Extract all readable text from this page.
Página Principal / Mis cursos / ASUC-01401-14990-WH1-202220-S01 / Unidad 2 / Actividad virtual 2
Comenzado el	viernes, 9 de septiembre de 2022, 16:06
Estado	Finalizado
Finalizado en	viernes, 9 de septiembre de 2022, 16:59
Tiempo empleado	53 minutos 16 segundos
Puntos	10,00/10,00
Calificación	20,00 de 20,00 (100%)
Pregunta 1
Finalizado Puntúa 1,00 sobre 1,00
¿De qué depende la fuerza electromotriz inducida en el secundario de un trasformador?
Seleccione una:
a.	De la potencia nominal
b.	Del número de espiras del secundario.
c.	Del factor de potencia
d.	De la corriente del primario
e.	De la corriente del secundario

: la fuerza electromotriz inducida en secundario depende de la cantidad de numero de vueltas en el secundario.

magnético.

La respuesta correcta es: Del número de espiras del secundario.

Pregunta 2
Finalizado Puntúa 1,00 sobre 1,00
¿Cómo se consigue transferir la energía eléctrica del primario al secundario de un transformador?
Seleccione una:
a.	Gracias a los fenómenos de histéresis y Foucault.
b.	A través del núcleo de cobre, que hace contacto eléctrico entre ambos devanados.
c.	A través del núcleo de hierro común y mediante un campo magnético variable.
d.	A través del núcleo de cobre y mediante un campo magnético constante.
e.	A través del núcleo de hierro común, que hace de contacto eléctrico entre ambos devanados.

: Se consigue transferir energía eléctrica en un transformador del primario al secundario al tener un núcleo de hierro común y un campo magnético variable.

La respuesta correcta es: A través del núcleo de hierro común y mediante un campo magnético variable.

◆ ◆ ◆ ◆ ◆

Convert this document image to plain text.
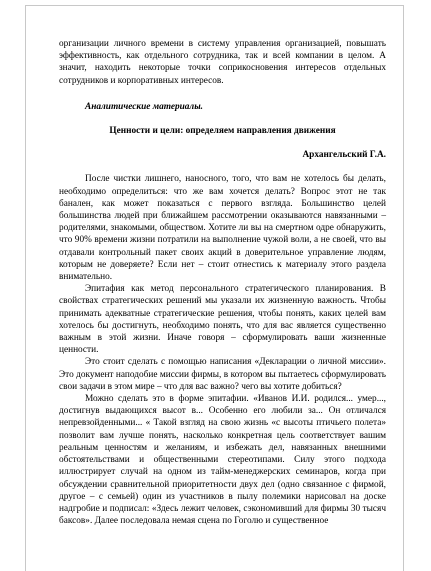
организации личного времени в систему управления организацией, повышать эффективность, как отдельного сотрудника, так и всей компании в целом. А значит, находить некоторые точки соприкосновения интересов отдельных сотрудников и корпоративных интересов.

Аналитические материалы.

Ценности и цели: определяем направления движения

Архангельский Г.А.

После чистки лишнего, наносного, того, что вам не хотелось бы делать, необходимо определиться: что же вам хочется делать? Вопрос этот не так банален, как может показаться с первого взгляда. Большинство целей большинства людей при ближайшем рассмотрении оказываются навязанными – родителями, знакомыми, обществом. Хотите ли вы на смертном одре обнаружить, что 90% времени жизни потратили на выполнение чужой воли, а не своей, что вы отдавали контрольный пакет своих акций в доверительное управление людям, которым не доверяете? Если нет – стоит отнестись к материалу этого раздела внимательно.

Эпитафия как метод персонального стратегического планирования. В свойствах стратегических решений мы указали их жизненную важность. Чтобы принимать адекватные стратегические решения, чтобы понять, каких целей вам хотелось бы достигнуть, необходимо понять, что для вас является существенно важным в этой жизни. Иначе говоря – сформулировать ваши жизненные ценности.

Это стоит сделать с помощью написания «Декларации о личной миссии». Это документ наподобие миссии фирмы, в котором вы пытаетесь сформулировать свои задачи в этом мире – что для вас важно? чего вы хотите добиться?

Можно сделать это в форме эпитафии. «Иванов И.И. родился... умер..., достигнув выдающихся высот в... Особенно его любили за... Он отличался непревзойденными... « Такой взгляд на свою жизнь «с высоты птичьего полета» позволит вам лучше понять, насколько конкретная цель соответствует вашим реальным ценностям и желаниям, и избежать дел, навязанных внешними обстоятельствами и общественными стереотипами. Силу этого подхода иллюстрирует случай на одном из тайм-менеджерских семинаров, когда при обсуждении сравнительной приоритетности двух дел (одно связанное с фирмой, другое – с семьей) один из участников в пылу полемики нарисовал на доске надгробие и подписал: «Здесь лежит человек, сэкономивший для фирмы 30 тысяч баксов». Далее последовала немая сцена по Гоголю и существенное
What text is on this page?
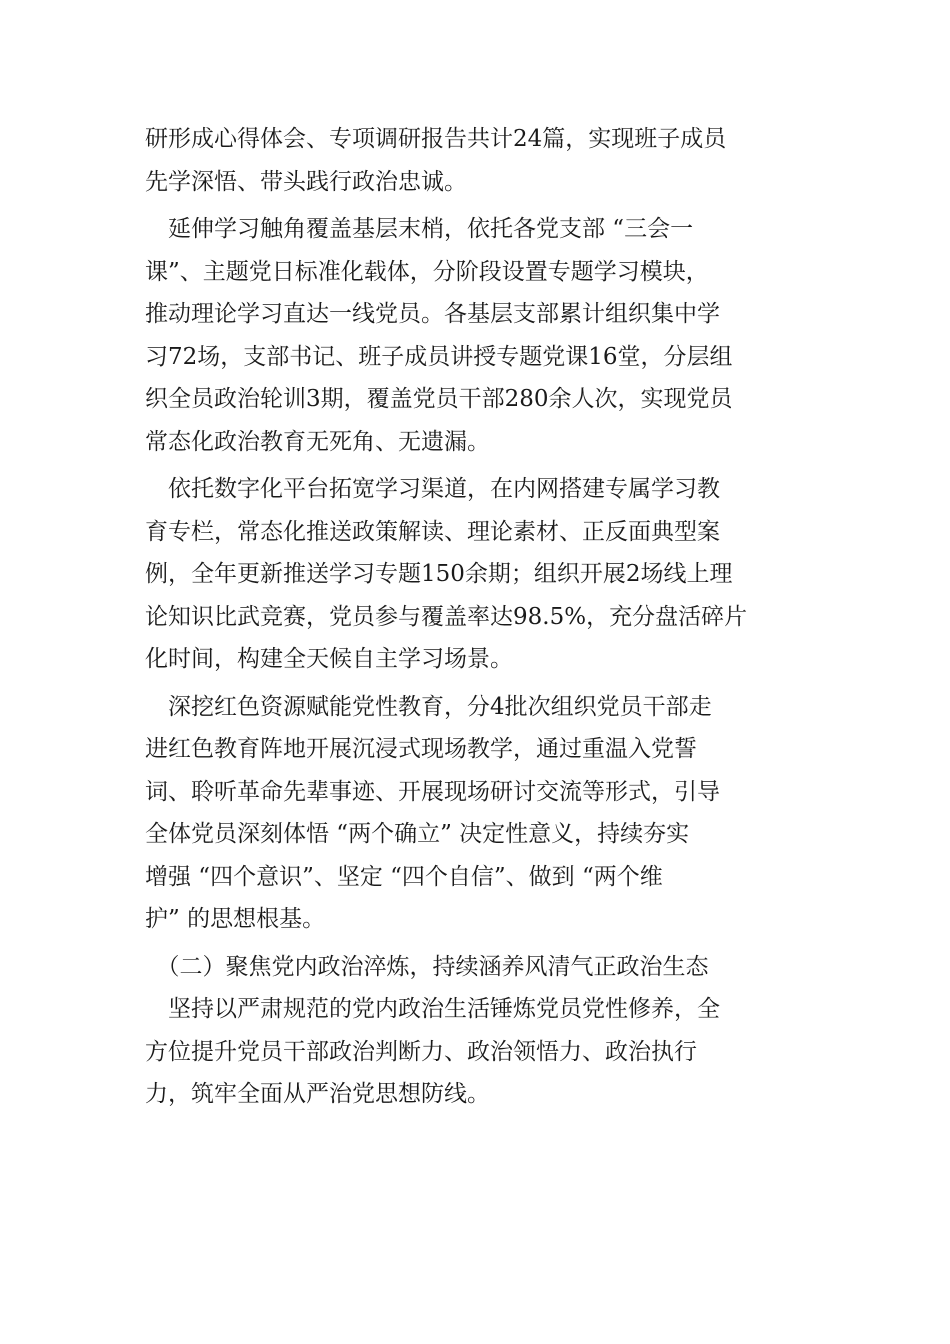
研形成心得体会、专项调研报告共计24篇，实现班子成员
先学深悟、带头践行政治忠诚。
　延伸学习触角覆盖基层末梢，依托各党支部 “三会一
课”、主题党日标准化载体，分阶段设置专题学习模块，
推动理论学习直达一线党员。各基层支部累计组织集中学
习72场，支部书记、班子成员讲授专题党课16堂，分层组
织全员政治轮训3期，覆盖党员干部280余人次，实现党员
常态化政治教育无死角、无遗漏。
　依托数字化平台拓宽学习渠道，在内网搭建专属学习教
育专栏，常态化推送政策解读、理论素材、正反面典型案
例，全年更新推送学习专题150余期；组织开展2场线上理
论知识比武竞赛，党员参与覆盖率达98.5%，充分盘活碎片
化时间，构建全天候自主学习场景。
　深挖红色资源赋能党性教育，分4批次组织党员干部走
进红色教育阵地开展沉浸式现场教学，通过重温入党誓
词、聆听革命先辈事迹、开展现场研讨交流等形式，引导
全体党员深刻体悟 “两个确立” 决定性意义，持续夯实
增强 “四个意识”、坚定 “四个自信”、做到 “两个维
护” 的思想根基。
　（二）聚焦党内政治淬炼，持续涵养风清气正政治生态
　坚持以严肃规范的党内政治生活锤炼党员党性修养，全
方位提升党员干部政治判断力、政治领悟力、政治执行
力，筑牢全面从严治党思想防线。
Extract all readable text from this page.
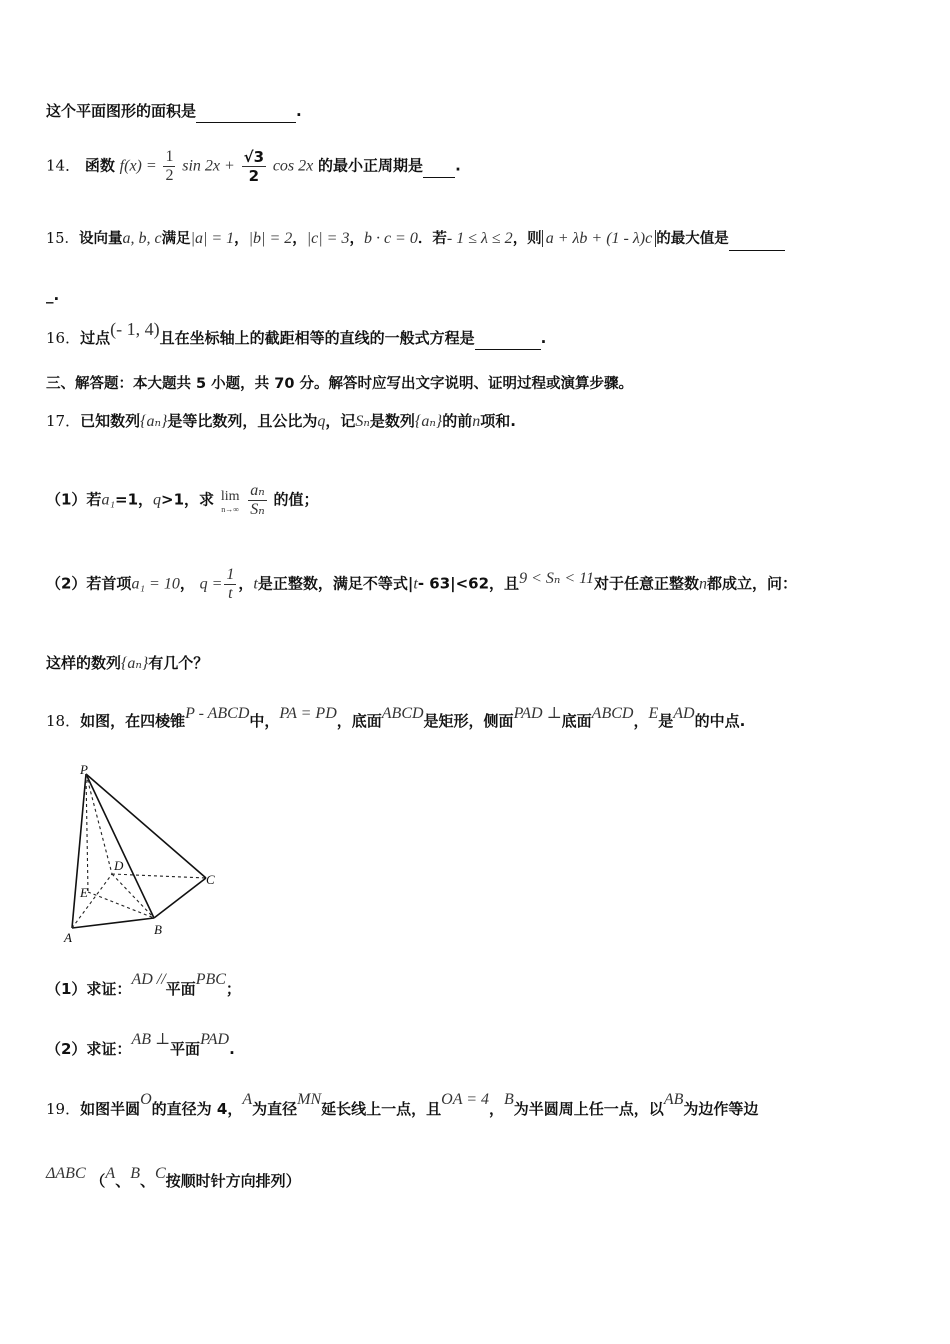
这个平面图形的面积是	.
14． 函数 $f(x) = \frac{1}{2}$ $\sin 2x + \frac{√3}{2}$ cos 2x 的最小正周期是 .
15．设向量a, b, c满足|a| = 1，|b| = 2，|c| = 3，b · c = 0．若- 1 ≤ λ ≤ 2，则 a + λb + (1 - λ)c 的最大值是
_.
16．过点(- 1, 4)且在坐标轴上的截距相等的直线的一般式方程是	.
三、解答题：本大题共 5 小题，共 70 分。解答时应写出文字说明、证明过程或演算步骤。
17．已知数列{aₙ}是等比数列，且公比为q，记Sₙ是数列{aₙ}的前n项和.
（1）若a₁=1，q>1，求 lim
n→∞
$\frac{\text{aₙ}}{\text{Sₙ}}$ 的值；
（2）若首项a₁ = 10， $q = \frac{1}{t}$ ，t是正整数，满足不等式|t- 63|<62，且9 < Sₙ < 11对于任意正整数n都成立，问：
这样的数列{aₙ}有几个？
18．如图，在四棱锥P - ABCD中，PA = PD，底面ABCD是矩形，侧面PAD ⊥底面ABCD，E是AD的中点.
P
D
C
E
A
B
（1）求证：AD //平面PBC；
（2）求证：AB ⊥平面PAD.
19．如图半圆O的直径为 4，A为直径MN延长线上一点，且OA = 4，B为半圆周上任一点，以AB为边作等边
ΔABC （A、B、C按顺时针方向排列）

◆ ◆ ◆ ◆ ◆

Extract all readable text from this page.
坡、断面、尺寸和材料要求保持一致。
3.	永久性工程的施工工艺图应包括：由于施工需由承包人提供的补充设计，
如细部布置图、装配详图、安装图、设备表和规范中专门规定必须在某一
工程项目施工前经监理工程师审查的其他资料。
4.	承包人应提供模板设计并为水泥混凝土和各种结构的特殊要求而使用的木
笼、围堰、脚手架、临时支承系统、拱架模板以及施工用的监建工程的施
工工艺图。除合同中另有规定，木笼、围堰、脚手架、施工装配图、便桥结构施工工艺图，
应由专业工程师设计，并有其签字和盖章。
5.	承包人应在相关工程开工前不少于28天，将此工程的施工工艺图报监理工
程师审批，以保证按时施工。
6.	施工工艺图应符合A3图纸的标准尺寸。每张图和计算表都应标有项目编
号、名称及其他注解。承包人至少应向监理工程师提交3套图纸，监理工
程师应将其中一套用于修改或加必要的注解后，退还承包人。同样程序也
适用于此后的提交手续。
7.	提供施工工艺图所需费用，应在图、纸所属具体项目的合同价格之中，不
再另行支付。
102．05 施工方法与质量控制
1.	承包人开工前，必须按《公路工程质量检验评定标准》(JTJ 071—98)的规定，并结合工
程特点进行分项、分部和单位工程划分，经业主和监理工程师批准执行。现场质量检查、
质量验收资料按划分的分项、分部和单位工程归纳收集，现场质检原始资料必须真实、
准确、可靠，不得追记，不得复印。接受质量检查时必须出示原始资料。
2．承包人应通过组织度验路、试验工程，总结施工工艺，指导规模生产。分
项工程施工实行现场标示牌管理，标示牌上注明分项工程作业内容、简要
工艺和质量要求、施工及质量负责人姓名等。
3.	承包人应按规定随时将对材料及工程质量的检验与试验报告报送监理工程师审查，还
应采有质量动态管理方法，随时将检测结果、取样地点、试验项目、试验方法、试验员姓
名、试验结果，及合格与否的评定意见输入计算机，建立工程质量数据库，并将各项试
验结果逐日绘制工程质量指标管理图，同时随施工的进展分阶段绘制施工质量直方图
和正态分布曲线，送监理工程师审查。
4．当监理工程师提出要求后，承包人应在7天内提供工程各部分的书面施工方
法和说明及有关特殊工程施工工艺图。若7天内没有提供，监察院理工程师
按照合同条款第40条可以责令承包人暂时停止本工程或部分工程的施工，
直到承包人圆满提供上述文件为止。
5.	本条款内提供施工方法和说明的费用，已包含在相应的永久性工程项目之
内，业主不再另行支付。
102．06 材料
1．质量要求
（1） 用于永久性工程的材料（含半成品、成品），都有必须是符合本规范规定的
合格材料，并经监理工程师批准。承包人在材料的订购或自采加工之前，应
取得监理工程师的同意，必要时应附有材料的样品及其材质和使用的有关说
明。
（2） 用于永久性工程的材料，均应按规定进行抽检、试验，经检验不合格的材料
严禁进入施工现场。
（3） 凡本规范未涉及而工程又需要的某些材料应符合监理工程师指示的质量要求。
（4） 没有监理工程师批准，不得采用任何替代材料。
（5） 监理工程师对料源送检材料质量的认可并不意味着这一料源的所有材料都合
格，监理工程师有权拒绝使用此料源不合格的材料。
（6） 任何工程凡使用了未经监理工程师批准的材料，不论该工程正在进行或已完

◆ ◆ ◆ ◆ ◆

** Given instruction **
Find every line in the records above that holds the word "стоит", and copy each one.

** Response to the exercise **
После чистки лишнего, наносного, того, что вам не хотелось бы делать, необходимо определиться: что же вам хочется делать? Вопрос этот не так банален, как может показаться с первого взгляда. Большинство целей большинства людей при ближайшем рассмотрении оказываются навязанными – родителями, знакомыми, обществом. Хотите ли вы на смертном одре обнаружить, что 90% времени жизни потратили на выполнение чужой воли, а не своей, что вы отдавали контрольный пакет своих акций в доверительное управление людям, которым не доверяете? Если нет – стоит отнестись к материалу этого раздела внимательно.
Это стоит сделать с помощью написания «Декларации о личной миссии». Это документ наподобие миссии фирмы, в котором вы пытаетесь сформулировать свои задачи в этом мире – что для вас важно? чего вы хотите добиться?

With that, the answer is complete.